To do -> Select all lines with the string "content" in them, and copy those lines.

Exercise input ->
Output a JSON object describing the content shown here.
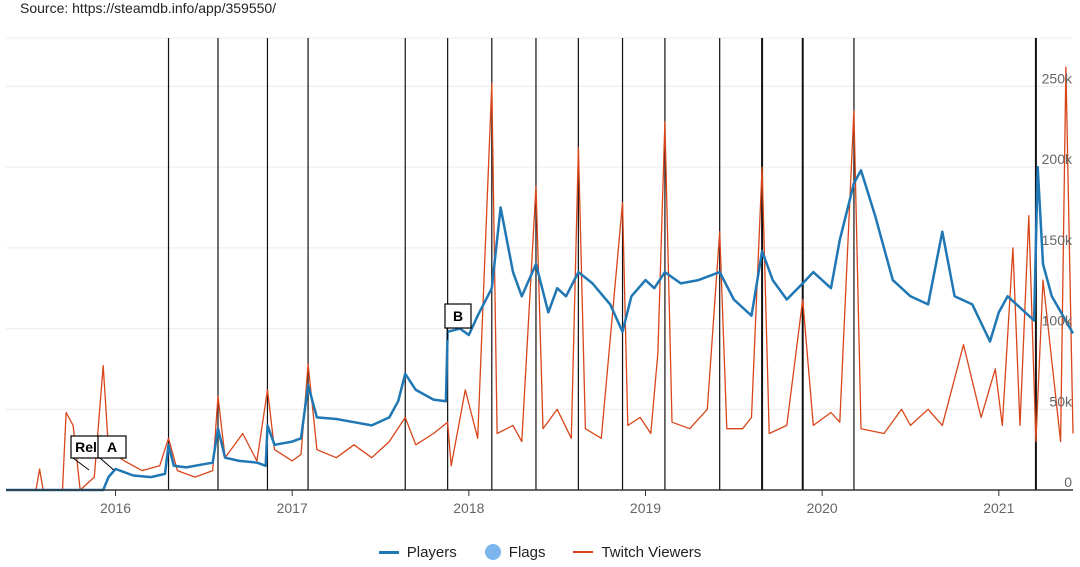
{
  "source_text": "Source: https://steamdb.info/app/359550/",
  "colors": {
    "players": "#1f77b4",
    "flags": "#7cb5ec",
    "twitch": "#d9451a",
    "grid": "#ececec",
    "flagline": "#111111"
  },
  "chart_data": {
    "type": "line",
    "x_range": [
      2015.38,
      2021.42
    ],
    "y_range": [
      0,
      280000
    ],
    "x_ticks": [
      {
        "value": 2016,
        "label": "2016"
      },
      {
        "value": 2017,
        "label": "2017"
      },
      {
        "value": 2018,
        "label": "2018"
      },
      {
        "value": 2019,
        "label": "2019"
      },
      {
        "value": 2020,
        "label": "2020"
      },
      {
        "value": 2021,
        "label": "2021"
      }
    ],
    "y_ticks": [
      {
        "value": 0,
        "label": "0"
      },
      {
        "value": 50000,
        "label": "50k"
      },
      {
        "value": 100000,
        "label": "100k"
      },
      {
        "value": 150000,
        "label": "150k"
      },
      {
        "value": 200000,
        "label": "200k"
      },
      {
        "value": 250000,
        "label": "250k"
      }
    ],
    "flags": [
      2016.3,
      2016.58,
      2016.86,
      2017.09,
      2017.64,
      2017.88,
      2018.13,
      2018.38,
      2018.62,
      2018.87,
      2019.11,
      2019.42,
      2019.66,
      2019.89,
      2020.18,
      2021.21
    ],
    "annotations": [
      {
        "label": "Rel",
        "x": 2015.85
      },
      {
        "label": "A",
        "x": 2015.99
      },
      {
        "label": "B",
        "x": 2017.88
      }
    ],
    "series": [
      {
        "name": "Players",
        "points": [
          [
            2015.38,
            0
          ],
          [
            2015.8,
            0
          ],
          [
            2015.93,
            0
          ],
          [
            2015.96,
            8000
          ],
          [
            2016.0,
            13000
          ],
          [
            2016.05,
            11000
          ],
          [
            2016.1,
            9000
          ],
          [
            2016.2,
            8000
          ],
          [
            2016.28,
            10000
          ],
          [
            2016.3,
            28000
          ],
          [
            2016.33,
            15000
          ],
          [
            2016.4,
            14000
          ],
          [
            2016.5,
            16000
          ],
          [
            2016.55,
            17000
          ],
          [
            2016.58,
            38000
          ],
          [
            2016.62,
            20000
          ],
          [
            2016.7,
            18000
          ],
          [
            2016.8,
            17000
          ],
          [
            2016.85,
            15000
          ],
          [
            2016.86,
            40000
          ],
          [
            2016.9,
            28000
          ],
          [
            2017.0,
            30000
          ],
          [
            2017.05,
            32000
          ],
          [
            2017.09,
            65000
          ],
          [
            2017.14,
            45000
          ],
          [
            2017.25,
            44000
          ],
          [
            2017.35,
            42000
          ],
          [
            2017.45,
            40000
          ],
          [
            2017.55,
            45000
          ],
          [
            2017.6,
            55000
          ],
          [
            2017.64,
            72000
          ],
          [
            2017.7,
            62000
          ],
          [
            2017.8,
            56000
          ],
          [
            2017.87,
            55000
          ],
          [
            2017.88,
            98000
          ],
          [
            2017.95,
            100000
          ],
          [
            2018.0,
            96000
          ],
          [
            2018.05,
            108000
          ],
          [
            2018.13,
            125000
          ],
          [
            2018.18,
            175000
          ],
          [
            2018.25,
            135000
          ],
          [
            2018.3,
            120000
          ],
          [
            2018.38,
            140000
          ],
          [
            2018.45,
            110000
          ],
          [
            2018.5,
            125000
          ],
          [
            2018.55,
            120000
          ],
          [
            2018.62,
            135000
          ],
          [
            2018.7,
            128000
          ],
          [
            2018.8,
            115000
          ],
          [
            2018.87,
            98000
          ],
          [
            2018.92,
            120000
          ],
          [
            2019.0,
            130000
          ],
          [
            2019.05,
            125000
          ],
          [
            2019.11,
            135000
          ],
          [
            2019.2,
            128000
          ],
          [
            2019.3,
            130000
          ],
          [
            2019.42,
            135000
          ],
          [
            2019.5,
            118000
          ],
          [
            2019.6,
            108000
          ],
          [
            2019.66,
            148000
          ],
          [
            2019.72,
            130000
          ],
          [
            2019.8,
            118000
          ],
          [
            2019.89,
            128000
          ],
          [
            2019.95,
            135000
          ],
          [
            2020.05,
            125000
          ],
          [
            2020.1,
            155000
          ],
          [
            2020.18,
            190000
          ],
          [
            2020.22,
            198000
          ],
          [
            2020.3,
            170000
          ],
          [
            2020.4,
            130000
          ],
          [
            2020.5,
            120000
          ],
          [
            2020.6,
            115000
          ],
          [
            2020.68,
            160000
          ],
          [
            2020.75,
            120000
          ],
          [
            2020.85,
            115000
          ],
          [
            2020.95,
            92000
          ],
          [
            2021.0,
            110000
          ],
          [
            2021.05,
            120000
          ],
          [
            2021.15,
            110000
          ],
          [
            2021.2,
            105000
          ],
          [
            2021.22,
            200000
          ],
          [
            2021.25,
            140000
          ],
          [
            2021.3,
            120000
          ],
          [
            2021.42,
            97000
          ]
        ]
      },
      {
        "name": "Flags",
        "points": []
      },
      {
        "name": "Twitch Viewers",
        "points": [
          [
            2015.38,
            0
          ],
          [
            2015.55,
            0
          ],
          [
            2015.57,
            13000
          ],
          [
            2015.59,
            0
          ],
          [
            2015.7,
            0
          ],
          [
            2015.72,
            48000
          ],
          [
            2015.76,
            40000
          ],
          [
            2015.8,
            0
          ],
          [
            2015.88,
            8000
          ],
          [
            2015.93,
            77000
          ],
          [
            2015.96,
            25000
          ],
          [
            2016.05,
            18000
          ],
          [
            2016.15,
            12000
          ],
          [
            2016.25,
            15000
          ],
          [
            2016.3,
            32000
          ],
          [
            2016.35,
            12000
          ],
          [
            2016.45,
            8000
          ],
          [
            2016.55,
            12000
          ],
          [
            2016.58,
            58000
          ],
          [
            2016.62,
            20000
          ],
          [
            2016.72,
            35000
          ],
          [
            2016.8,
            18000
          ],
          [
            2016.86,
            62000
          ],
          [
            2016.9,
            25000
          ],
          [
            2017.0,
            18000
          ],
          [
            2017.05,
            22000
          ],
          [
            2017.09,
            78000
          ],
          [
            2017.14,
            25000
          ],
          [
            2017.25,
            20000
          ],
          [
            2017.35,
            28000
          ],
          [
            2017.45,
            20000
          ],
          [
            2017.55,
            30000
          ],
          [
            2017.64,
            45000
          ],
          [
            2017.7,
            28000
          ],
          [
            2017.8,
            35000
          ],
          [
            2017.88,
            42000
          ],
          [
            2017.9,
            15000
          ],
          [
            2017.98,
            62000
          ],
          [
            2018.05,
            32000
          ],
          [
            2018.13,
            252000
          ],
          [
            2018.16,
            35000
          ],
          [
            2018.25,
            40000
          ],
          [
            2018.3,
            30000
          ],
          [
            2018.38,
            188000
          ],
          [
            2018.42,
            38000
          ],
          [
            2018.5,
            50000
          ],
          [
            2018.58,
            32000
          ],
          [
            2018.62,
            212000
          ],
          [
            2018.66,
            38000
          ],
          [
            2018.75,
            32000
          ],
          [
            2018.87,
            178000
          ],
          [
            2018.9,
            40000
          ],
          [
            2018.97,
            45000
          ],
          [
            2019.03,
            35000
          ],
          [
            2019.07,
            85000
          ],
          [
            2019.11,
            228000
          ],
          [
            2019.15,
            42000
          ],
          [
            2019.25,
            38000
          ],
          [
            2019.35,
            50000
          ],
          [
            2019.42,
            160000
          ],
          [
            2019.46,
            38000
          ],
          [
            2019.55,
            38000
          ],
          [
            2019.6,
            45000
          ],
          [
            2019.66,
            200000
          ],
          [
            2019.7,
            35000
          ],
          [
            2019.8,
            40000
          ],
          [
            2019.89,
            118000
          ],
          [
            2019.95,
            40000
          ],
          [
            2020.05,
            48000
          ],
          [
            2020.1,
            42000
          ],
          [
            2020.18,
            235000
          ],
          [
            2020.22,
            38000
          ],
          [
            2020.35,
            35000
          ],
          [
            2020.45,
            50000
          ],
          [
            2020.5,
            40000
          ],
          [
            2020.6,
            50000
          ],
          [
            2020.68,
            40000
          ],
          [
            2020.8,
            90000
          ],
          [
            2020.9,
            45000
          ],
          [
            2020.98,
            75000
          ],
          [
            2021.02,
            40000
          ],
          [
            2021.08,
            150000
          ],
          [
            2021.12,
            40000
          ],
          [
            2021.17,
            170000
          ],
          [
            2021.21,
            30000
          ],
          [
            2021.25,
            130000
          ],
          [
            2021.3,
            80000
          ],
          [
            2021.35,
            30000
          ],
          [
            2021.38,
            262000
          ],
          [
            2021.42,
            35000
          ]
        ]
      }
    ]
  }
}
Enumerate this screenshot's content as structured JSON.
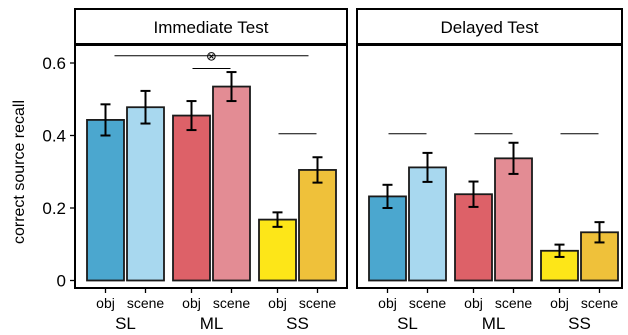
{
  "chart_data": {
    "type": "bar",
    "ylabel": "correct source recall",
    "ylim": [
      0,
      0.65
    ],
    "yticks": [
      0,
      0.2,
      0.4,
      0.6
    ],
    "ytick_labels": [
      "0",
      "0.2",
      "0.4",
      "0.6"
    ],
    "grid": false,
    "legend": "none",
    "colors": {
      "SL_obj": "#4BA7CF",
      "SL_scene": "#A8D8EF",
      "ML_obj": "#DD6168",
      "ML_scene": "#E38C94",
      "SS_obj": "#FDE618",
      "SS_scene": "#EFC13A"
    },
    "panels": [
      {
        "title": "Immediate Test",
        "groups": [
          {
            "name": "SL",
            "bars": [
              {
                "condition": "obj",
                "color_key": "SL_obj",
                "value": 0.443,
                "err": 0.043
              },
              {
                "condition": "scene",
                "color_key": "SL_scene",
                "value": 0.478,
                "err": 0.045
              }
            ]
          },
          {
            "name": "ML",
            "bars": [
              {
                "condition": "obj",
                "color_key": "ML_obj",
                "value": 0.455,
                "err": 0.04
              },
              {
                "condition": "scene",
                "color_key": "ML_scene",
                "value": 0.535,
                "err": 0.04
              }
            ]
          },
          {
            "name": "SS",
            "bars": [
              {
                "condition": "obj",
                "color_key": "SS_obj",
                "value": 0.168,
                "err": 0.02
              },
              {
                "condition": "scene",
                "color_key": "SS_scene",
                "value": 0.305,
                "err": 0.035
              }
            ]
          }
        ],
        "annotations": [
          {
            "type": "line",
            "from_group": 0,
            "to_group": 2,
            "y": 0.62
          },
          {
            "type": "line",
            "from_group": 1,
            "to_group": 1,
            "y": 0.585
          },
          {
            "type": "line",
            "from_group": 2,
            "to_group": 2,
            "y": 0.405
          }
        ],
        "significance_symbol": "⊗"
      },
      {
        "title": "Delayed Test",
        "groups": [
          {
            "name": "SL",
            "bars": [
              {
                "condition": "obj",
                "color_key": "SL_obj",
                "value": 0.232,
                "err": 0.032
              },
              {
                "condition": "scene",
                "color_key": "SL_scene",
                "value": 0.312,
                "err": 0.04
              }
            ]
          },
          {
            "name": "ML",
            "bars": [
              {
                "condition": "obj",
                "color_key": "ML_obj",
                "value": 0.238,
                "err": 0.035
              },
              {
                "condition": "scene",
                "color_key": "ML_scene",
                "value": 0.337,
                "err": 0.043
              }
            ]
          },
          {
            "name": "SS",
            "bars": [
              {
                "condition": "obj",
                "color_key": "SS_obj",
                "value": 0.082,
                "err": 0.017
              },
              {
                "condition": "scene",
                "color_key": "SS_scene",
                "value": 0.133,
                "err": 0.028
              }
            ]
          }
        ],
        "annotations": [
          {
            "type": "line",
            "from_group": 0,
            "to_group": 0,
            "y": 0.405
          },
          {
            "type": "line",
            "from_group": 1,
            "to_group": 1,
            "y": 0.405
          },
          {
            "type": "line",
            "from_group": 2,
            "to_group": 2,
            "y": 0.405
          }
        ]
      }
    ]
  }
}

Solution to the problem ->
Output a JSON object describing the content shown here.
Enumerate this screenshot's content as structured JSON.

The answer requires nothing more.